▸ Short problem
Could you give all of the rows below again, with "menu-item-hotkey" replacing every "menu-item-shortcut" and everything else unchanged? Leave the pictures out.

▸ Data for processing
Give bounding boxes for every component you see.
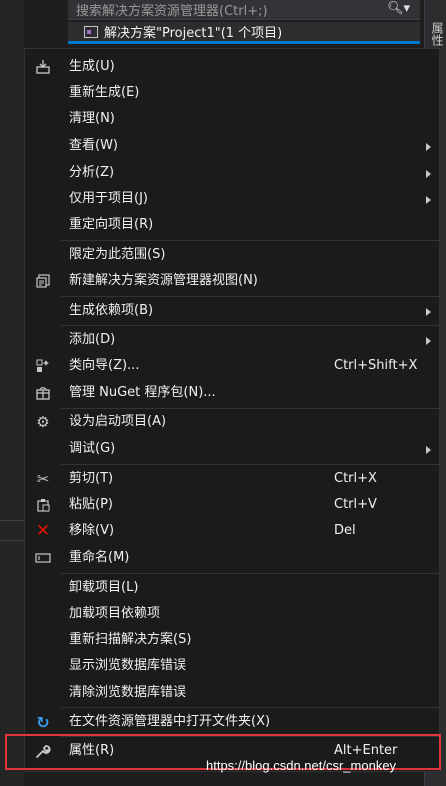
menu-item-analyze[interactable]: 分析(Z) [25,160,439,186]
menu-item-set-startup[interactable]: ⚙ 设为启动项目(A) [25,409,439,435]
menu-separator [61,707,439,708]
menu-item-shortcut: Ctrl+X [334,471,377,486]
menu-item-label: 仅用于项目(J) [69,191,148,206]
menu-item-label: 添加(D) [69,332,116,347]
menu-item-remove[interactable]: ✕ 移除(V) Del [25,518,439,544]
menu-item-project-only[interactable]: 仅用于项目(J) [25,186,439,212]
left-panel-strip [0,0,24,786]
new-view-icon [34,272,52,290]
side-tab-label: 属性 [430,22,444,46]
menu-item-shortcut: Del [334,523,356,538]
open-folder-icon: ↻ [36,712,50,732]
nuget-icon [34,384,52,402]
menu-item-paste[interactable]: 粘贴(P) Ctrl+V [25,492,439,518]
menu-item-clean[interactable]: 清理(N) [25,106,439,132]
menu-item-rename[interactable]: 重命名(M) [25,545,439,571]
menu-item-shortcut: Ctrl+V [334,497,377,512]
menu-item-label: 移除(V) [69,523,115,538]
menu-item-retarget[interactable]: 重定向项目(R) [25,212,439,238]
menu-item-open-in-explorer[interactable]: ↻ 在文件资源管理器中打开文件夹(X) [25,709,439,735]
menu-separator [61,464,439,465]
scissors-icon: ✂ [36,470,50,488]
menu-item-label: 剪切(T) [69,471,114,486]
menu-item-label: 卸载项目(L) [69,580,139,595]
remove-icon: ✕ [35,521,51,541]
menu-item-manage-nuget[interactable]: 管理 NuGet 程序包(N)... [25,380,439,406]
solution-icon [84,25,98,38]
solution-root-label: 解决方案"Project1"(1 个项目) [104,26,283,41]
menu-item-show-browse-db-errors[interactable]: 显示浏览数据库错误 [25,653,439,679]
menu-separator [61,296,439,297]
menu-item-label: 类向导(Z)... [69,358,140,373]
rename-icon [34,549,52,567]
menu-item-label: 加载项目依赖项 [69,606,161,621]
menu-item-label: 重定向项目(R) [69,217,154,232]
menu-item-class-wizard[interactable]: 类向导(Z)... Ctrl+Shift+X [25,353,439,379]
submenu-arrow-icon [426,170,431,178]
menu-item-label: 生成依赖项(B) [69,303,154,318]
menu-item-label: 粘贴(P) [69,497,113,512]
menu-item-label: 管理 NuGet 程序包(N)... [69,385,216,400]
paste-icon [34,496,52,514]
menu-item-label: 新建解决方案资源管理器视图(N) [69,273,258,288]
menu-separator [61,573,439,574]
gear-icon: ⚙ [36,413,50,431]
menu-item-load-dependencies[interactable]: 加载项目依赖项 [25,601,439,627]
watermark-text: https://blog.csdn.net/csr_monkey [206,758,397,773]
submenu-arrow-icon [426,337,431,345]
menu-item-rebuild[interactable]: 重新生成(E) [25,80,439,106]
menu-item-label: 限定为此范围(S) [69,247,166,262]
left-divider [0,540,24,541]
search-placeholder: 搜索解决方案资源管理器(Ctrl+;) [76,4,268,19]
menu-item-build-dependencies[interactable]: 生成依赖项(B) [25,298,439,324]
menu-item-label: 重新生成(E) [69,85,140,100]
solution-root-node[interactable]: 解决方案"Project1"(1 个项目) [68,22,420,44]
menu-item-scope-to-this[interactable]: 限定为此范围(S) [25,242,439,268]
menu-separator [61,325,439,326]
menu-item-label: 查看(W) [69,138,118,153]
submenu-arrow-icon [426,143,431,151]
menu-item-label: 分析(Z) [69,165,115,180]
class-wizard-icon [34,357,52,375]
context-menu: 生成(U) 重新生成(E) 清理(N) 查看(W) 分析(Z) 仅用于项目(J)… [24,48,440,772]
search-icon[interactable]: 🔍︎▾ [387,1,410,16]
build-icon [34,58,52,76]
menu-item-label: 重命名(M) [69,550,130,565]
menu-item-cut[interactable]: ✂ 剪切(T) Ctrl+X [25,466,439,492]
menu-item-new-explorer-view[interactable]: 新建解决方案资源管理器视图(N) [25,268,439,294]
menu-item-build[interactable]: 生成(U) [25,54,439,80]
menu-item-add[interactable]: 添加(D) [25,327,439,353]
menu-item-label: 清理(N) [69,111,115,126]
menu-item-label: 调试(G) [69,441,116,456]
submenu-arrow-icon [426,446,431,454]
left-divider [0,520,24,521]
menu-item-label: 显示浏览数据库错误 [69,658,187,673]
menu-item-label: 生成(U) [69,59,115,74]
menu-item-label: 在文件资源管理器中打开文件夹(X) [69,714,271,729]
submenu-arrow-icon [426,308,431,316]
menu-item-rescan-solution[interactable]: 重新扫描解决方案(S) [25,627,439,653]
menu-item-label: 重新扫描解决方案(S) [69,632,192,647]
submenu-arrow-icon [426,196,431,204]
solution-search-box[interactable]: 搜索解决方案资源管理器(Ctrl+;) 🔍︎▾ [68,0,420,20]
menu-item-view[interactable]: 查看(W) [25,133,439,159]
menu-item-label: 清除浏览数据库错误 [69,685,187,700]
menu-item-clear-browse-db-errors[interactable]: 清除浏览数据库错误 [25,680,439,706]
menu-item-label: 设为启动项目(A) [69,414,167,429]
menu-separator [61,240,439,241]
menu-item-shortcut: Ctrl+Shift+X [334,358,418,373]
menu-item-debug[interactable]: 调试(G) [25,436,439,462]
menu-item-unload-project[interactable]: 卸载项目(L) [25,575,439,601]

▸ Written solution
Give bounding boxes for every component you see.
menu-item-analyze[interactable]: 分析(Z) [25,160,439,186]
menu-item-set-startup[interactable]: ⚙ 设为启动项目(A) [25,409,439,435]
menu-separator [61,707,439,708]
menu-item-hotkey: Ctrl+X [334,471,377,486]
menu-item-label: 仅用于项目(J) [69,191,148,206]
menu-item-label: 添加(D) [69,332,116,347]
menu-item-remove[interactable]: ✕ 移除(V) Del [25,518,439,544]
menu-item-project-only[interactable]: 仅用于项目(J) [25,186,439,212]
left-panel-strip [0,0,24,786]
new-view-icon [34,272,52,290]
side-tab-label: 属性 [430,22,444,46]
menu-item-hotkey: Del [334,523,356,538]
open-folder-icon: ↻ [36,712,50,732]
nuget-icon [34,384,52,402]
menu-item-paste[interactable]: 粘贴(P) Ctrl+V [25,492,439,518]
menu-item-clean[interactable]: 清理(N) [25,106,439,132]
menu-item-rename[interactable]: 重命名(M) [25,545,439,571]
menu-item-hotkey: Ctrl+V [334,497,377,512]
menu-item-label: 移除(V) [69,523,115,538]
menu-item-retarget[interactable]: 重定向项目(R) [25,212,439,238]
menu-item-open-in-explorer[interactable]: ↻ 在文件资源管理器中打开文件夹(X) [25,709,439,735]
menu-separator [61,464,439,465]
scissors-icon: ✂ [36,470,50,488]
menu-item-label: 剪切(T) [69,471,114,486]
menu-item-label: 卸载项目(L) [69,580,139,595]
remove-icon: ✕ [35,521,51,541]
menu-item-manage-nuget[interactable]: 管理 NuGet 程序包(N)... [25,380,439,406]
solution-icon [84,25,98,38]
solution-root-label: 解决方案"Project1"(1 个项目) [104,26,283,41]
menu-item-show-browse-db-errors[interactable]: 显示浏览数据库错误 [25,653,439,679]
menu-separator [61,296,439,297]
menu-item-label: 类向导(Z)... [69,358,140,373]
rename-icon [34,549,52,567]
menu-item-label: 加载项目依赖项 [69,606,161,621]
menu-item-label: 重定向项目(R) [69,217,154,232]
menu-item-class-wizard[interactable]: 类向导(Z)... Ctrl+Shift+X [25,353,439,379]
submenu-arrow-icon [426,170,431,178]
menu-item-label: 生成依赖项(B) [69,303,154,318]
menu-item-label: 粘贴(P) [69,497,113,512]
menu-item-label: 管理 NuGet 程序包(N)... [69,385,216,400]
paste-icon [34,496,52,514]
menu-item-label: 新建解决方案资源管理器视图(N) [69,273,258,288]
menu-separator [61,573,439,574]
gear-icon: ⚙ [36,413,50,431]
menu-item-load-dependencies[interactable]: 加载项目依赖项 [25,601,439,627]
watermark-text: https://blog.csdn.net/csr_monkey [206,758,397,773]
submenu-arrow-icon [426,337,431,345]
menu-item-rebuild[interactable]: 重新生成(E) [25,80,439,106]
menu-item-label: 限定为此范围(S) [69,247,166,262]
left-divider [0,540,24,541]
search-placeholder: 搜索解决方案资源管理器(Ctrl+;) [76,4,268,19]
menu-item-build-dependencies[interactable]: 生成依赖项(B) [25,298,439,324]
menu-item-label: 重新生成(E) [69,85,140,100]
solution-root-node[interactable]: 解决方案"Project1"(1 个项目) [68,22,420,44]
menu-item-scope-to-this[interactable]: 限定为此范围(S) [25,242,439,268]
menu-separator [61,325,439,326]
menu-item-label: 查看(W) [69,138,118,153]
submenu-arrow-icon [426,143,431,151]
menu-item-label: 分析(Z) [69,165,115,180]
class-wizard-icon [34,357,52,375]
context-menu: 生成(U) 重新生成(E) 清理(N) 查看(W) 分析(Z) 仅用于项目(J)… [24,48,440,772]
search-icon[interactable]: 🔍︎▾ [387,1,410,16]
build-icon [34,58,52,76]
menu-item-label: 重命名(M) [69,550,130,565]
menu-item-cut[interactable]: ✂ 剪切(T) Ctrl+X [25,466,439,492]
menu-item-new-explorer-view[interactable]: 新建解决方案资源管理器视图(N) [25,268,439,294]
menu-item-build[interactable]: 生成(U) [25,54,439,80]
menu-item-add[interactable]: 添加(D) [25,327,439,353]
menu-item-label: 清理(N) [69,111,115,126]
menu-item-label: 调试(G) [69,441,116,456]
submenu-arrow-icon [426,446,431,454]
left-divider [0,520,24,521]
menu-item-label: 显示浏览数据库错误 [69,658,187,673]
menu-item-label: 生成(U) [69,59,115,74]
menu-item-label: 在文件资源管理器中打开文件夹(X) [69,714,271,729]
submenu-arrow-icon [426,308,431,316]
menu-item-rescan-solution[interactable]: 重新扫描解决方案(S) [25,627,439,653]
menu-item-label: 重新扫描解决方案(S) [69,632,192,647]
submenu-arrow-icon [426,196,431,204]
solution-search-box[interactable]: 搜索解决方案资源管理器(Ctrl+;) 🔍︎▾ [68,0,420,20]
menu-item-view[interactable]: 查看(W) [25,133,439,159]
menu-item-label: 清除浏览数据库错误 [69,685,187,700]
menu-item-clear-browse-db-errors[interactable]: 清除浏览数据库错误 [25,680,439,706]
menu-item-label: 设为启动项目(A) [69,414,167,429]
menu-separator [61,240,439,241]
menu-item-hotkey: Ctrl+Shift+X [334,358,418,373]
menu-item-debug[interactable]: 调试(G) [25,436,439,462]
menu-item-unload-project[interactable]: 卸载项目(L) [25,575,439,601]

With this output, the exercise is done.